▸ **To be done**: Below are the records; pull every line that includes "them".

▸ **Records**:
------------------------------------
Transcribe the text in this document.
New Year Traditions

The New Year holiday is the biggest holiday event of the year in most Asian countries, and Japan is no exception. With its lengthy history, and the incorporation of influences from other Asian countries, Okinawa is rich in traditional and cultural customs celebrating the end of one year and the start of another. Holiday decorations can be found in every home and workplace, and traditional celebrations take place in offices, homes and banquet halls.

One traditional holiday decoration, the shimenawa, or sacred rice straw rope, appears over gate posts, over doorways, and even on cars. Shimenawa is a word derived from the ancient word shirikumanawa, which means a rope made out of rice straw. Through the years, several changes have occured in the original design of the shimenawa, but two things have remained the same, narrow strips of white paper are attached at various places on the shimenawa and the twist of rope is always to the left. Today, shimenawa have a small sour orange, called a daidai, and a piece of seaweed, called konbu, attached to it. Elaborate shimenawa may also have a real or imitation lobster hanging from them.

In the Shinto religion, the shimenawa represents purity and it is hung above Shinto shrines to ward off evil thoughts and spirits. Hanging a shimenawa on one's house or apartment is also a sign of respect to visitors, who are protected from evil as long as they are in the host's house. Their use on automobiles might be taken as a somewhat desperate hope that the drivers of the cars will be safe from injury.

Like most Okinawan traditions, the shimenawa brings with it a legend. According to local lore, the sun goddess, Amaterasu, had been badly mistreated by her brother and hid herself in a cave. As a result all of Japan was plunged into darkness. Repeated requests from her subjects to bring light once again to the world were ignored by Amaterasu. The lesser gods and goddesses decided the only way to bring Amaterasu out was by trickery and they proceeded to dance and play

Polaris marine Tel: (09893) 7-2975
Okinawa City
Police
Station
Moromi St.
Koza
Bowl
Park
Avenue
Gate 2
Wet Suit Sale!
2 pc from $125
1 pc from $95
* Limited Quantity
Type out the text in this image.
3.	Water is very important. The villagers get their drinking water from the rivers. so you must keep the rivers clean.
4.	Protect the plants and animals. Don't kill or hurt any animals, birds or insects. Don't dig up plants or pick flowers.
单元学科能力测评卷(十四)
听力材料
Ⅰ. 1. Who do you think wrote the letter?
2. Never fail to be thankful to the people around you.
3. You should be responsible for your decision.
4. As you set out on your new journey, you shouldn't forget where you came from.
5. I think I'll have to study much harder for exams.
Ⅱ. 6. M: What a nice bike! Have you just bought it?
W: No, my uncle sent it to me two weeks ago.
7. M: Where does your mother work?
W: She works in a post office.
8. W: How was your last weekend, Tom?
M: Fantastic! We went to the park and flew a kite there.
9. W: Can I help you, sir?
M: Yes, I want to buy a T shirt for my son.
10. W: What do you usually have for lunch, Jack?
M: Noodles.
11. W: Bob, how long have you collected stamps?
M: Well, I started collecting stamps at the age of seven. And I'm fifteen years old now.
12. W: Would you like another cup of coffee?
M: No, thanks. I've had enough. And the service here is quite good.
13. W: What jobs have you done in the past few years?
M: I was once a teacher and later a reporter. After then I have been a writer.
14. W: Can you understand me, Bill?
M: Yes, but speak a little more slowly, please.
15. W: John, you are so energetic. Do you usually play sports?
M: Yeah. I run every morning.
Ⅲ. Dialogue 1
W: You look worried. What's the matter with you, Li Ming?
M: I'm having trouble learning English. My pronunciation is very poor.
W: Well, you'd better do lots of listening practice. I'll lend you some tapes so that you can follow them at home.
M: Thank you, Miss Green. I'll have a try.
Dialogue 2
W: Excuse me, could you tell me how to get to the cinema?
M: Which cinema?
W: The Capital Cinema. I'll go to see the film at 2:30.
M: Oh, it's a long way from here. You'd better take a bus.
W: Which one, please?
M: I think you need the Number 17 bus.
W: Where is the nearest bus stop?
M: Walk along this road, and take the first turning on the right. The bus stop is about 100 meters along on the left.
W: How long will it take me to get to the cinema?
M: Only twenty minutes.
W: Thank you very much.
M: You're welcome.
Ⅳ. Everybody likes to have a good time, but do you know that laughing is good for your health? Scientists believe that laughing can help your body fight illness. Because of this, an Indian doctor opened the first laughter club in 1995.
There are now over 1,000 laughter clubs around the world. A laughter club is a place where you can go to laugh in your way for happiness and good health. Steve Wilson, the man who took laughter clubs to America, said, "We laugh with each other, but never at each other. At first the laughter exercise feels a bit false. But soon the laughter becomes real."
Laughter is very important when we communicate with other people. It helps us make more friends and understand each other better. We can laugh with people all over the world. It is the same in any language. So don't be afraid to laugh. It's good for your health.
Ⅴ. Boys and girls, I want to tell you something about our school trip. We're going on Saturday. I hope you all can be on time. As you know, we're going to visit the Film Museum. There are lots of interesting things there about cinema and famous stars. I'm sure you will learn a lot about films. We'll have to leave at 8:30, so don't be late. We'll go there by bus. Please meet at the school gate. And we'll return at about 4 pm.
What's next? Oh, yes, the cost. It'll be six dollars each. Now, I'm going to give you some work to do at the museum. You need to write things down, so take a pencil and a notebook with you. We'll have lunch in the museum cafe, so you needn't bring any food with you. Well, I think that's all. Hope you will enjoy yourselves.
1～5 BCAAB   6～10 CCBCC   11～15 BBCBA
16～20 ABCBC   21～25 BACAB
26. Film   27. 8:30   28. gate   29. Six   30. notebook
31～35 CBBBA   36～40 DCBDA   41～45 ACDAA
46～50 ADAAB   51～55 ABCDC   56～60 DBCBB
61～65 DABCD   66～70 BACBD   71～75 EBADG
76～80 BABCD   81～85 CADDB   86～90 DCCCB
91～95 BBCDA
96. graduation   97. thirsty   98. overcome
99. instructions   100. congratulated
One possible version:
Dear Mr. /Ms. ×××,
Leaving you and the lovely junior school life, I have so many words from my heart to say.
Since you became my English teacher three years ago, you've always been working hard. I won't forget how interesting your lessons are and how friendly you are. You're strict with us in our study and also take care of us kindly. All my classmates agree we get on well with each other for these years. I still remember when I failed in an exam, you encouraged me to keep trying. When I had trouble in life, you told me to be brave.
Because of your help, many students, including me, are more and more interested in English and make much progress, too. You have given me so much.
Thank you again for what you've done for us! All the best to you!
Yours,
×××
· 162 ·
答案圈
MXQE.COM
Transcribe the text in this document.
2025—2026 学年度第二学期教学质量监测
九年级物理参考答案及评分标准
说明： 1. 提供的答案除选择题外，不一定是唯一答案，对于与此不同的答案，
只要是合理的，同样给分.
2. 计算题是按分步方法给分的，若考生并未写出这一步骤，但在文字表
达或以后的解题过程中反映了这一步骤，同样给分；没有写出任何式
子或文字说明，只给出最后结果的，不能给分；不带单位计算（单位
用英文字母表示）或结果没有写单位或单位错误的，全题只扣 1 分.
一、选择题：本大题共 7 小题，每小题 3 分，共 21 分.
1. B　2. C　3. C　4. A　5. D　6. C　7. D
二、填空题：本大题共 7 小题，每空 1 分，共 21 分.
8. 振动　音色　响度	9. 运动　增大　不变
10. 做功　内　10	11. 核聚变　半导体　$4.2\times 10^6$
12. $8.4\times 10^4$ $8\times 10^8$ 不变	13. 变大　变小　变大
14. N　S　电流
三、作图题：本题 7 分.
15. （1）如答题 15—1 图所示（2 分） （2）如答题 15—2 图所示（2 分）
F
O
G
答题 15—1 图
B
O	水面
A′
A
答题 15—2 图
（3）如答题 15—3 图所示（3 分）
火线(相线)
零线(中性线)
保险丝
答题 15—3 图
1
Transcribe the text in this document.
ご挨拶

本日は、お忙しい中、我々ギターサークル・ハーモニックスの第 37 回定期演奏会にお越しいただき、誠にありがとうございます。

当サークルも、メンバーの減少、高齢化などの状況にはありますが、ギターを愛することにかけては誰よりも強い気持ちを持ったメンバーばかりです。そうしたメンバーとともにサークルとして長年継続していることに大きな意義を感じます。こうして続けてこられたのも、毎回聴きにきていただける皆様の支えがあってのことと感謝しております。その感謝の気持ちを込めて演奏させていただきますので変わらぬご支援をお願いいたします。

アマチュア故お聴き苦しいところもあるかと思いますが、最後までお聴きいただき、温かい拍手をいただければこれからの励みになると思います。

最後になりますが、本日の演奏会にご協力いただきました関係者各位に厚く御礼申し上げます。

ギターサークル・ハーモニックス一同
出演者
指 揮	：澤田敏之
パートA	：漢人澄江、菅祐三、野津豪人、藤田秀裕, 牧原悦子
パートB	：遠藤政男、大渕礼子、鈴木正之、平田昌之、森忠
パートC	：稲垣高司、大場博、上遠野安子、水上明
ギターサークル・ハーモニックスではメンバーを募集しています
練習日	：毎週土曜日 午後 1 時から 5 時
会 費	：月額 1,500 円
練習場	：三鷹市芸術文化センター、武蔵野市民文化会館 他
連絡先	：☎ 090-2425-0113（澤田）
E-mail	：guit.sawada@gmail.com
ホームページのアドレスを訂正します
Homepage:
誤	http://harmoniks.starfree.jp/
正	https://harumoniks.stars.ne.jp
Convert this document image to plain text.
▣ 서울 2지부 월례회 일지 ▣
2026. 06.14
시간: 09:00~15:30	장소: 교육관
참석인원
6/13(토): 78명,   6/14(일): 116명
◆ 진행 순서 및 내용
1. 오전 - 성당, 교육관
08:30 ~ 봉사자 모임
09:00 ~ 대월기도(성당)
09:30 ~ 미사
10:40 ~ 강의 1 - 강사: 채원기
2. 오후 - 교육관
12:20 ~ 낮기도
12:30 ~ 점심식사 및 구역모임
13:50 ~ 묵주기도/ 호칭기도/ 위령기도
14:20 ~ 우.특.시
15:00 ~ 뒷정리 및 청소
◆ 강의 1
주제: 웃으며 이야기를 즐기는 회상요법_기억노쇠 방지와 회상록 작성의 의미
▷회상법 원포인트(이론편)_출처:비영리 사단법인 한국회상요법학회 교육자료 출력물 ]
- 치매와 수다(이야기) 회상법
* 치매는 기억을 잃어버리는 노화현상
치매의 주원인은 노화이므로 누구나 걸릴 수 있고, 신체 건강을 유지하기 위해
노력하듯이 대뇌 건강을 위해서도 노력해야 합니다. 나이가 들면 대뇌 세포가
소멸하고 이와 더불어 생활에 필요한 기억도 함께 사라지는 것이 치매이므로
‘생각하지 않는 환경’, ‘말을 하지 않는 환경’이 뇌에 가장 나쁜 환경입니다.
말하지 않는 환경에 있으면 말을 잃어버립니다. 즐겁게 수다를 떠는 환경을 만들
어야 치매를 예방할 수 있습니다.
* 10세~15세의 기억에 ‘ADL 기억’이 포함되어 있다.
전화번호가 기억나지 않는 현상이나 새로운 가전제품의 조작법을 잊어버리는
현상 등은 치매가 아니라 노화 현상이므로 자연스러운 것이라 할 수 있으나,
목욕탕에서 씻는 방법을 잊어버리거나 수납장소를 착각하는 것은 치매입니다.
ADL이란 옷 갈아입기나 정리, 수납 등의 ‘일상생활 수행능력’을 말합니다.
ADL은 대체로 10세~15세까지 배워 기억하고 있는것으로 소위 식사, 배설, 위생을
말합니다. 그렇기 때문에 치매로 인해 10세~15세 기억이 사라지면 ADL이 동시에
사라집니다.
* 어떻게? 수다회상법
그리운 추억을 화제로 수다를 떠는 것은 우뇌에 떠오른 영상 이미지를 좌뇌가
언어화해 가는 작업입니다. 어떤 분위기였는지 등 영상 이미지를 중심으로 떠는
------------------------------------
▸ **Complete answer**:
One traditional holiday decoration, the shimenawa, or sacred rice straw rope, appears over gate posts, over doorways, and even on cars. Shimenawa is a word derived from the ancient word shirikumanawa, which means a rope made out of rice straw. Through the years, several changes have occured in the original design of the shimenawa, but two things have remained the same, narrow strips of white paper are attached at various places on the shimenawa and the twist of rope is always to the left. Today, shimenawa have a small sour orange, called a daidai, and a piece of seaweed, called konbu, attached to it. Elaborate shimenawa may also have a real or imitation lobster hanging from them.
W: Well, you'd better do lots of listening practice. I'll lend you some tapes so that you can follow them at home.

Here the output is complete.